> _What you should do_: Below are some records; retype all of them exactly.
....
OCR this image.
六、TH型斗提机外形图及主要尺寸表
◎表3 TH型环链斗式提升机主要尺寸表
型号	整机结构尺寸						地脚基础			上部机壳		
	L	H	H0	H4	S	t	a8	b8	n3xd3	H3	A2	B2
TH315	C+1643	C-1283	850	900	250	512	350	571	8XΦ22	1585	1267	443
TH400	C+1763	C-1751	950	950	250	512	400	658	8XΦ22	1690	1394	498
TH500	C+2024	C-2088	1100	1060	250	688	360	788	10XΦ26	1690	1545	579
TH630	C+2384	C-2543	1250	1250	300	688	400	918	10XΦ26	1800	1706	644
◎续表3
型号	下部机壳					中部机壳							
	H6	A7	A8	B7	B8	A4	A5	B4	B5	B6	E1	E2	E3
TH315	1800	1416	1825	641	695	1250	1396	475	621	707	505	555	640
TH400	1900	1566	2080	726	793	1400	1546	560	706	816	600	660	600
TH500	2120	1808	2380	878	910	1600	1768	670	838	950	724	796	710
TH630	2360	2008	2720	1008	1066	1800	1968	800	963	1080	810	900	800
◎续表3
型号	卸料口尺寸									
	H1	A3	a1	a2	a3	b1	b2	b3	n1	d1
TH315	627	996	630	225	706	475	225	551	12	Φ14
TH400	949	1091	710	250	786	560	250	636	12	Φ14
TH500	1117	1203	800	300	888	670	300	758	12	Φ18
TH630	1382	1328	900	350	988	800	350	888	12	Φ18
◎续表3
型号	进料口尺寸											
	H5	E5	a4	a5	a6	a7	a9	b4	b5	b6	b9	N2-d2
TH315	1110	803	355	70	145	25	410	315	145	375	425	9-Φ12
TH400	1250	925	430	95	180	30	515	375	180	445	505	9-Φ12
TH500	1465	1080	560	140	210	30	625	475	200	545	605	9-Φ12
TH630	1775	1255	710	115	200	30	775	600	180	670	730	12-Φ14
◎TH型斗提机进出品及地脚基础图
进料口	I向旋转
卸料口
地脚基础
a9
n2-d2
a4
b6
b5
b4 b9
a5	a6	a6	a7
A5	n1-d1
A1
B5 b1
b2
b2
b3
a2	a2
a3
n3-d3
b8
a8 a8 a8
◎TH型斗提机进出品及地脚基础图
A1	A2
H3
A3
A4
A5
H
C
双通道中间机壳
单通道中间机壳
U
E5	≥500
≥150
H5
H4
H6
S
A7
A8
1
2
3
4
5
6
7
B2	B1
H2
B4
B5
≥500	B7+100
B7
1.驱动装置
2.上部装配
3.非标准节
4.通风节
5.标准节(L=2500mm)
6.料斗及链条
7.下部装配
....
> _Correct result_:
OCR this image.
六、TH型斗提机外形图及主要尺寸表
◎表3 TH型环链斗式提升机主要尺寸表
型号	整机结构尺寸						地脚基础			上部机壳		
	L	H	H0	H4	S	t	a8	b8	n3xd3	H3	A2	B2
TH315	C+1643	C-1283	850	900	250	512	350	571	8XΦ22	1585	1267	443
TH400	C+1763	C-1751	950	950	250	512	400	658	8XΦ22	1690	1394	498
TH500	C+2024	C-2088	1100	1060	250	688	360	788	10XΦ26	1690	1545	579
TH630	C+2384	C-2543	1250	1250	300	688	400	918	10XΦ26	1800	1706	644
◎续表3
型号	下部机壳					中部机壳							
	H6	A7	A8	B7	B8	A4	A5	B4	B5	B6	E1	E2	E3
TH315	1800	1416	1825	641	695	1250	1396	475	621	707	505	555	640
TH400	1900	1566	2080	726	793	1400	1546	560	706	816	600	660	600
TH500	2120	1808	2380	878	910	1600	1768	670	838	950	724	796	710
TH630	2360	2008	2720	1008	1066	1800	1968	800	963	1080	810	900	800
◎续表3
型号	卸料口尺寸									
	H1	A3	a1	a2	a3	b1	b2	b3	n1	d1
TH315	627	996	630	225	706	475	225	551	12	Φ14
TH400	949	1091	710	250	786	560	250	636	12	Φ14
TH500	1117	1203	800	300	888	670	300	758	12	Φ18
TH630	1382	1328	900	350	988	800	350	888	12	Φ18
◎续表3
型号	进料口尺寸											
	H5	E5	a4	a5	a6	a7	a9	b4	b5	b6	b9	N2-d2
TH315	1110	803	355	70	145	25	410	315	145	375	425	9-Φ12
TH400	1250	925	430	95	180	30	515	375	180	445	505	9-Φ12
TH500	1465	1080	560	140	210	30	625	475	200	545	605	9-Φ12
TH630	1775	1255	710	115	200	30	775	600	180	670	730	12-Φ14
◎TH型斗提机进出品及地脚基础图
进料口	I向旋转
卸料口
地脚基础
a9
n2-d2
a4
b6
b5
b4 b9
a5	a6	a6	a7
A5	n1-d1
A1
B5 b1
b2
b2
b3
a2	a2
a3
n3-d3
b8
a8 a8 a8
◎TH型斗提机进出品及地脚基础图
A1	A2
H3
A3
A4
A5
H
C
双通道中间机壳
单通道中间机壳
U
E5	≥500
≥150
H5
H4
H6
S
A7
A8
1
2
3
4
5
6
7
B2	B1
H2
B4
B5
≥500	B7+100
B7
1.驱动装置
2.上部装配
3.非标准节
4.通风节
5.标准节(L=2500mm)
6.料斗及链条
7.下部装配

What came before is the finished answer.